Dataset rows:

^^^^^^^^^^^^^^^^

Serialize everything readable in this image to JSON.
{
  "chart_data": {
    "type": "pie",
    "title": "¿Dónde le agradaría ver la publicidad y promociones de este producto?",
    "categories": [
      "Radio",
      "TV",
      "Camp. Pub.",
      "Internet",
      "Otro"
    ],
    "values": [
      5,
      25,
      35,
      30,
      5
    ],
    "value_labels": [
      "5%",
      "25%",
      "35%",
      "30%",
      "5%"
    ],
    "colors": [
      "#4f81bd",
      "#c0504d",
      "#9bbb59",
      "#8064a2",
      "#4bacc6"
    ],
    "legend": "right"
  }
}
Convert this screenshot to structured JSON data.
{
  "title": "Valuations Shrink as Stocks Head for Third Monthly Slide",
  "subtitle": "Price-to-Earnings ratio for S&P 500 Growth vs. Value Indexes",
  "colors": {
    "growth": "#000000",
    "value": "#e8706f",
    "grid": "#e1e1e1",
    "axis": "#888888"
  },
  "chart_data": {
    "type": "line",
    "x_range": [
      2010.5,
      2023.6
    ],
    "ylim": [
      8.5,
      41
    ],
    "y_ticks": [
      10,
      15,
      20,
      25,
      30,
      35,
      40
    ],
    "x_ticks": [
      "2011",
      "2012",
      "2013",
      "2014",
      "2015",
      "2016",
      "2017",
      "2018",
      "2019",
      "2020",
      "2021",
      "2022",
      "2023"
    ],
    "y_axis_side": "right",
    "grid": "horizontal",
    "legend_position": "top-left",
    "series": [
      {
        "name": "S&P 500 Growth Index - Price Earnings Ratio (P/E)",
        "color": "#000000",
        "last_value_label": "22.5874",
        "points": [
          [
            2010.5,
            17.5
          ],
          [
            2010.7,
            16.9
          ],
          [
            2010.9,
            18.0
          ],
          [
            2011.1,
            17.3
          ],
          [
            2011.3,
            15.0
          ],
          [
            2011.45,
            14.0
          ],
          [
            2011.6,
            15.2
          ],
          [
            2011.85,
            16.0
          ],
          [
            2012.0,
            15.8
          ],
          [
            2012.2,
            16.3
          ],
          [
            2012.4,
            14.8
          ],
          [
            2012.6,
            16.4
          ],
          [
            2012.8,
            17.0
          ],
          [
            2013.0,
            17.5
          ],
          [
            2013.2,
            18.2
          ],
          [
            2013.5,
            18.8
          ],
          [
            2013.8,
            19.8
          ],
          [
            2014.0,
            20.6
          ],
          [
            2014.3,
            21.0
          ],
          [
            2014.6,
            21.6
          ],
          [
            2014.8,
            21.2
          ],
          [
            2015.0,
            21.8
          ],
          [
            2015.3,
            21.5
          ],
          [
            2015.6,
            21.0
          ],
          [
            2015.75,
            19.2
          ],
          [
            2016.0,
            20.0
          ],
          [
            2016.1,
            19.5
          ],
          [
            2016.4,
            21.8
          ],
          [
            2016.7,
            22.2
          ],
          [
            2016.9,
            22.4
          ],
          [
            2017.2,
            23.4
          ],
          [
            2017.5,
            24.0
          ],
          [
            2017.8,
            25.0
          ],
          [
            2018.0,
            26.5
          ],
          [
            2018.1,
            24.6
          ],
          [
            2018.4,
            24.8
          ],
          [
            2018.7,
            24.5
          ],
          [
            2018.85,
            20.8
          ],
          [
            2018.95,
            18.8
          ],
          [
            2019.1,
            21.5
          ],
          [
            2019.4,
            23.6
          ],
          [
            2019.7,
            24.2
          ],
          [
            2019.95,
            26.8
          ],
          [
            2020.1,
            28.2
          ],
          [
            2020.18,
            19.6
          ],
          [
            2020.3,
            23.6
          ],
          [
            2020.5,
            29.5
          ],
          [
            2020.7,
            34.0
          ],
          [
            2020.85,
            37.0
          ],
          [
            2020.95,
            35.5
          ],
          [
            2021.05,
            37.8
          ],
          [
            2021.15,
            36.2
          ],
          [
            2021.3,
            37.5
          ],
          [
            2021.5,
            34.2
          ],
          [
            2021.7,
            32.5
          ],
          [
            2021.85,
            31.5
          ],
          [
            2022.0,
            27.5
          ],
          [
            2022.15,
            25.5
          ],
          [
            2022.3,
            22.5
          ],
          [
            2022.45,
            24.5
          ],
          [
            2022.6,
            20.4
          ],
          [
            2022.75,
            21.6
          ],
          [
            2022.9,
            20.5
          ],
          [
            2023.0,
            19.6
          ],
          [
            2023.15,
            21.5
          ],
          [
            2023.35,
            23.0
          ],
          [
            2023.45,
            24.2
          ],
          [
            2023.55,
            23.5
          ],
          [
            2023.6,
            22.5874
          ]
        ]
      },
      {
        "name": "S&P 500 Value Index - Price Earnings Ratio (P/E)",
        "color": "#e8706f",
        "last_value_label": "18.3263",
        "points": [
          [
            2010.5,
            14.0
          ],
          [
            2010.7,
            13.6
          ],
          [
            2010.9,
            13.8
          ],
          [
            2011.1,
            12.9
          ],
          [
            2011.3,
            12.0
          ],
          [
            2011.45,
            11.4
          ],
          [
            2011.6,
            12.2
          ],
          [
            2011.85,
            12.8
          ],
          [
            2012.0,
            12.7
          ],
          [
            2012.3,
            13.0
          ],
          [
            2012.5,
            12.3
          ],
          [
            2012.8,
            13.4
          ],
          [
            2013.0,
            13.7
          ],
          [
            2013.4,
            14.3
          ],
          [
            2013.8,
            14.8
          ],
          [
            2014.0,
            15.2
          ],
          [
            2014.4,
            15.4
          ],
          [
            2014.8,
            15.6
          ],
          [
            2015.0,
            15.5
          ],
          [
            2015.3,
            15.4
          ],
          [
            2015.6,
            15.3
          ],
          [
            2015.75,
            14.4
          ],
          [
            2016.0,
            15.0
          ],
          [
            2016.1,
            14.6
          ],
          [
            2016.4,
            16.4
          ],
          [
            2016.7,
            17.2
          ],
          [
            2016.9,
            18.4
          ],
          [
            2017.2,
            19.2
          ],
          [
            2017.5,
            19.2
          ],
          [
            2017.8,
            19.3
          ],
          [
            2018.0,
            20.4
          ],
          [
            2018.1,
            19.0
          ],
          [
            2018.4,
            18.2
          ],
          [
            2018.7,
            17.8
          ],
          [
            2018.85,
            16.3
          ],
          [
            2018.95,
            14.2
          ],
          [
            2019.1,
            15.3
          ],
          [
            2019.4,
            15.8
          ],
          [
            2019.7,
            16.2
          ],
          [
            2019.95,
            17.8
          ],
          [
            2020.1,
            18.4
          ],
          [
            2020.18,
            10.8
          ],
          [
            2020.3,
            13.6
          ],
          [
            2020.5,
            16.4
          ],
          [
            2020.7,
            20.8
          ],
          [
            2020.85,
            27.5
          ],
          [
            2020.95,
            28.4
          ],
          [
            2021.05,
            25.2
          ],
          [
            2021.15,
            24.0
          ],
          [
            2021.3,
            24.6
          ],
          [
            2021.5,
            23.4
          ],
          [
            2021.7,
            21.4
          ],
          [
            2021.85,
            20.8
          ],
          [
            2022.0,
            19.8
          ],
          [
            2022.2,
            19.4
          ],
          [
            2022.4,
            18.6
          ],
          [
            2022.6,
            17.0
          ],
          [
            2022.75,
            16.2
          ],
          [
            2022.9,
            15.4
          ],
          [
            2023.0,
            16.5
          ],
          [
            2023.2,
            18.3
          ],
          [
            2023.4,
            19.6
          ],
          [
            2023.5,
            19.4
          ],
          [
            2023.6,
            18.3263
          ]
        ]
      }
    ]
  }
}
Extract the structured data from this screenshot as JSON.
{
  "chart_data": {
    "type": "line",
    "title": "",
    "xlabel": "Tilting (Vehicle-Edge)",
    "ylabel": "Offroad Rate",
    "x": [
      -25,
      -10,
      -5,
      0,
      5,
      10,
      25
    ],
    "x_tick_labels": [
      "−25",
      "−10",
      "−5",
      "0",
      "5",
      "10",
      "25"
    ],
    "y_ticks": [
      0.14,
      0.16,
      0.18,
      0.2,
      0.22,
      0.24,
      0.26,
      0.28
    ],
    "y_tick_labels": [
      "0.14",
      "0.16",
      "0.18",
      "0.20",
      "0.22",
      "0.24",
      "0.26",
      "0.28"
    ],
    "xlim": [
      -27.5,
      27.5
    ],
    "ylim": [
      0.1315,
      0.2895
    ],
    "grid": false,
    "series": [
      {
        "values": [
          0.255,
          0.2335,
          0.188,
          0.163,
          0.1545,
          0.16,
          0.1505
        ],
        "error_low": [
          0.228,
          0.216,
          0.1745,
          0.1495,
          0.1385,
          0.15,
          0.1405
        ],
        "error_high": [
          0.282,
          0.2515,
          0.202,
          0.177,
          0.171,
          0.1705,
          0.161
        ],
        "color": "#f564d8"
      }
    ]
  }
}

^^^^^^^^^^^^^^^^

**Task details**
Write out every line of the data that holds the word "this".

**Correct answer**
Serialize everything readable in this image to JSON.
Convert this screenshot to structured JSON data.
Extract the structured data from this screenshot as JSON.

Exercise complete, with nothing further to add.